Standard Pacific common stock (NYSE: SPF) closed at $3.29 on Tuesday, higher by 48.2%, or $1.07.

If stockholder approval for the deal is not obtained by Sept. 15, the senior preferreds will pay a dividend of 17% for the first six months and an additional 0.5% every six months until approval is obtained, capped at a maximum dividend rate of 20%. The junior preferreds will pay the same dividend as the common stock.

In addition to its cash equity investment, MatlinPatterson will exchange approximately $128.5 million of the company's senior and subordinated debt for warrants exchangeable for preferred stock, representing 89.4 million common shares, at an exercise price of $4.10 per share.

MatlinPatterson will also be able to nominate three directors to Standard Pacific's board.

Standard Pacific is an Irvine, Calif.-based builder and seller of single-family attached and detached homes.

"This capital infusion will strengthen our balance sheet, enhance our financial flexibility and provide funding for future growth opportunities," Standard Pacific chairman, chief executive and president Jeffrey V. Peterson said in a statement. "The transaction enables our existing shareholders to participate in the rights offering and benefit from the upside potential created by the investment. Through our exploration of alternatives, we have identified MatlinPatterson as the ideal partner to provide the company with additional liquidity and operating flexibility. MatlinPatterson's investment demonstrates its confidence in Standard Pacific's management team and the company's underlying value and growth potential. MatlinPatterson is a long-term investor committed to our company's success."

In a letter to employees of Standard Pacific, Peterson wrote, "Looking ahead, this investment will allow us to reenergize our operations and aggressively seek new opportunities in an undervalued market. There are no planned changes to our management team and we expect our operations to only be enhanced by this capital infusion. We now have a terrific opportunity to continue to deliver the same quality that homebuyers have come to expect from us while enhancing our readiness and position for a market recovery."

◆ ◆ ◆ ◆

-- INSTRUCTIONS --
(a) Transcribe the part of the Standard Pacific investment article that begins at the words "If stockholder approval" and stops after the words "the common stock.".
(b) Write the next part of the Standard Pacific investment article, starting right after its last sentence.

◆ ◆ ◆ ◆

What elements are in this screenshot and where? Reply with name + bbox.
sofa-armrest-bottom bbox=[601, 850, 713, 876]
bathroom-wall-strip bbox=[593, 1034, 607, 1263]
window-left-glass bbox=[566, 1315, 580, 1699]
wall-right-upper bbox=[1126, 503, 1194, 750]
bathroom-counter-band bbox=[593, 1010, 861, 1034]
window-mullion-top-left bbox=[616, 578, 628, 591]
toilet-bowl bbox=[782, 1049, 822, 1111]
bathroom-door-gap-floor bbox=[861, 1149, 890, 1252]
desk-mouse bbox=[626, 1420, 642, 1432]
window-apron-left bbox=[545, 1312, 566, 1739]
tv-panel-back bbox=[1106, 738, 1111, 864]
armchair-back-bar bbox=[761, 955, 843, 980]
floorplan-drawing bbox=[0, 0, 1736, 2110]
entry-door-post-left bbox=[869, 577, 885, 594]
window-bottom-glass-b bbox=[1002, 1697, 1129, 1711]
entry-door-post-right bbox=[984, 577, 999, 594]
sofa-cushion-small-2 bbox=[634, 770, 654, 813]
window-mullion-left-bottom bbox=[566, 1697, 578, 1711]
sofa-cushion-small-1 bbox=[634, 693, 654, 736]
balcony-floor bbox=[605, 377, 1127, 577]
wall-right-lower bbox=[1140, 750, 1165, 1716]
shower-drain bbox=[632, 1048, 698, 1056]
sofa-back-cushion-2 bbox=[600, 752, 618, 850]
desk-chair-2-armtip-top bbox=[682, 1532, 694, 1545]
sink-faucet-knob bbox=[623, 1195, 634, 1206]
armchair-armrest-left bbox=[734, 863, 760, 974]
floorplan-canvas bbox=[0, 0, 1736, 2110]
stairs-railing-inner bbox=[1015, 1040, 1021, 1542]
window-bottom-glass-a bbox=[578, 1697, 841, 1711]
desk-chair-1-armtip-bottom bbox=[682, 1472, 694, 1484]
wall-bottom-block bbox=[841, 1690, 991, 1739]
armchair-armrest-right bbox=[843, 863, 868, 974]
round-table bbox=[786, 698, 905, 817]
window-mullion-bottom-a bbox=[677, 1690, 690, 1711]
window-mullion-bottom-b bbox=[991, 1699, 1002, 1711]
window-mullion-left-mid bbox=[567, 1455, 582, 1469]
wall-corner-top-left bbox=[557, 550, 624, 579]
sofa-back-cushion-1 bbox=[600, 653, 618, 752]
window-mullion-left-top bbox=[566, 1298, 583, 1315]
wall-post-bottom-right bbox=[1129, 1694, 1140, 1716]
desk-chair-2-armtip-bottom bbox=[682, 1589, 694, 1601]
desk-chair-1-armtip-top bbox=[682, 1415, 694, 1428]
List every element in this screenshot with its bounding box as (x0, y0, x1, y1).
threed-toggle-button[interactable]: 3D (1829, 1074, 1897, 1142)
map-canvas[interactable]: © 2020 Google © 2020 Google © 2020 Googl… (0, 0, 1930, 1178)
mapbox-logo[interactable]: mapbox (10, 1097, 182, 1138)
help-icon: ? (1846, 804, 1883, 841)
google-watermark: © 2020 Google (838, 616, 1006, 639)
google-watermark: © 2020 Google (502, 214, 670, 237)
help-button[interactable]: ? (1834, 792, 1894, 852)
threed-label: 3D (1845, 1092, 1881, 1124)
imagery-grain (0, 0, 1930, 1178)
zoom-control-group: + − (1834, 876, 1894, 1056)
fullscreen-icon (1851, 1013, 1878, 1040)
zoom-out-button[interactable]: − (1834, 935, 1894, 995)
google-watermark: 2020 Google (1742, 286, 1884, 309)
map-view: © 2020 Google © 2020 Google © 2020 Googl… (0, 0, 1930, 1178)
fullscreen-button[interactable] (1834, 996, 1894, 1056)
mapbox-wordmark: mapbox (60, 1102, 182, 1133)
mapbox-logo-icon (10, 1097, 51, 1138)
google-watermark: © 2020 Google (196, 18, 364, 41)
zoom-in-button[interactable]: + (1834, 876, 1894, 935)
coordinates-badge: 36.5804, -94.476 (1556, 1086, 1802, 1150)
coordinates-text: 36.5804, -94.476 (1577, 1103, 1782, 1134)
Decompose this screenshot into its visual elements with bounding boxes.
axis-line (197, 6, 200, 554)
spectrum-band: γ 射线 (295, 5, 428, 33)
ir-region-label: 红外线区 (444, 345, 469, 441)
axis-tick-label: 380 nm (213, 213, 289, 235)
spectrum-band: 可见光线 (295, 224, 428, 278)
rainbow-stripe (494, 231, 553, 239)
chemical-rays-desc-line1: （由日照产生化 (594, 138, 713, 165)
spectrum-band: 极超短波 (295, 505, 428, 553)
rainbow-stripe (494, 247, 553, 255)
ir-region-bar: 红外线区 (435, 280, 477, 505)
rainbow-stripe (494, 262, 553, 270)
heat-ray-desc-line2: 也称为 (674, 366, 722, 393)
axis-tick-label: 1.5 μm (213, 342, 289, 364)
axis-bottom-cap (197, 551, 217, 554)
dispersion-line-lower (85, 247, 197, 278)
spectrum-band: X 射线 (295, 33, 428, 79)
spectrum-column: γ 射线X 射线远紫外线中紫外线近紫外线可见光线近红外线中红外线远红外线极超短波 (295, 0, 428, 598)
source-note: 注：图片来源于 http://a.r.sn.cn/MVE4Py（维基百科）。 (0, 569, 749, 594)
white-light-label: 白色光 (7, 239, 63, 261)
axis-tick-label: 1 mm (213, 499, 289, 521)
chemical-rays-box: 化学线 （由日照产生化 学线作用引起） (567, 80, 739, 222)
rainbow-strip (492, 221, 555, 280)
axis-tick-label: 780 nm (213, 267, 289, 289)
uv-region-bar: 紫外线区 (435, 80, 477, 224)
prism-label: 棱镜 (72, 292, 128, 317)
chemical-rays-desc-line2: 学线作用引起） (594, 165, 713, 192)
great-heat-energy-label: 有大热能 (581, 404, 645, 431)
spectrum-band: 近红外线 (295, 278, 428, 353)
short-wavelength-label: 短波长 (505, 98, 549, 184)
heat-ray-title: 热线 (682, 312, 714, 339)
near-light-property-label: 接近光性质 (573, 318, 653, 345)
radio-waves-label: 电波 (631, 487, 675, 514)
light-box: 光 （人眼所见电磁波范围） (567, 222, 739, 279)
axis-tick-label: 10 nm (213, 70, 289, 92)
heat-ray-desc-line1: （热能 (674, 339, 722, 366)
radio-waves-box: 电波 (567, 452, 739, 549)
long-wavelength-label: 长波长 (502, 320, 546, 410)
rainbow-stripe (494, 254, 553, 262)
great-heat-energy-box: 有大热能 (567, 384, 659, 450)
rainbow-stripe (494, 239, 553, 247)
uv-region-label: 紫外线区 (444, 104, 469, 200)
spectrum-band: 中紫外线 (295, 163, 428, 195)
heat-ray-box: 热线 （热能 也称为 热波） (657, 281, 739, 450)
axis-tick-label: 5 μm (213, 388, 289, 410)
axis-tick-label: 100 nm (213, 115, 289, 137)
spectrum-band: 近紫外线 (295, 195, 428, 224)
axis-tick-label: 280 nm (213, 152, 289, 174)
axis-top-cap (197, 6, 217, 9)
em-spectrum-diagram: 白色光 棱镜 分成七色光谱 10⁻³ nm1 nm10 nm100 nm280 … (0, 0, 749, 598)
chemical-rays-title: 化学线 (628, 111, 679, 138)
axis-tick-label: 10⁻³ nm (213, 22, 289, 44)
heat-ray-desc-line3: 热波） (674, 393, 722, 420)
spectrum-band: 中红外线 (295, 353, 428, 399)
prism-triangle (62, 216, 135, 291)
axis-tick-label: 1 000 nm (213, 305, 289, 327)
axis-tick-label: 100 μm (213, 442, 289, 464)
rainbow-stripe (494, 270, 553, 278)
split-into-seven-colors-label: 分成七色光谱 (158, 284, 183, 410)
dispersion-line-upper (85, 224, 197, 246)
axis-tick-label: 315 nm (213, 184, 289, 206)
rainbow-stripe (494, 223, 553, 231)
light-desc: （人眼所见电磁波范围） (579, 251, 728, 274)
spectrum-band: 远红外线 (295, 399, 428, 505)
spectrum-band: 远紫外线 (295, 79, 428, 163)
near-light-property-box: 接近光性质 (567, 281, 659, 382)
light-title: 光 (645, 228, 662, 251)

◆ ◆ ◆ ◆

-- ANSWERS FOR THE TASKS --
(a)
If stockholder approval for the deal is not obtained by Sept. 15, the senior preferreds will pay a dividend of 17% for the first six months and an additional 0.5% every six months until approval is obtained, capped at a maximum dividend rate of 20%. The junior preferreds will pay the same dividend as the common stock.

(b)
MatlinPatterson chief executive David Matline also said, "In a difficult operating environment, Standard Pacific has a strong franchise and is well positioned for renewed profitability and success as conditions improve. We are pleased to partner with the talented management team and employees of Standard Pacific, to build on their long history as one of the nation's leading homebuilders."

Discovery Labs secures financing

Discovery Laboratories said it has negotiated a $60 million equity financing facility with Kingsbridge Capital.

The facility commits Kingsbridge to purchasing up to 19.3 million common shares for up to $60 million over three years at Discovery's option.

Discovery may access capital in tranches up to the lesser of $10 million and 3% of its market capitalization at the time of the draw down, subject to certain conditions.

The shares in each tranche will be issued and priced over an eight-day pricing period and sold at discounts ranging from 6% to 12%, depending on the volume-weighted average market price of the common stock during the eight-day period.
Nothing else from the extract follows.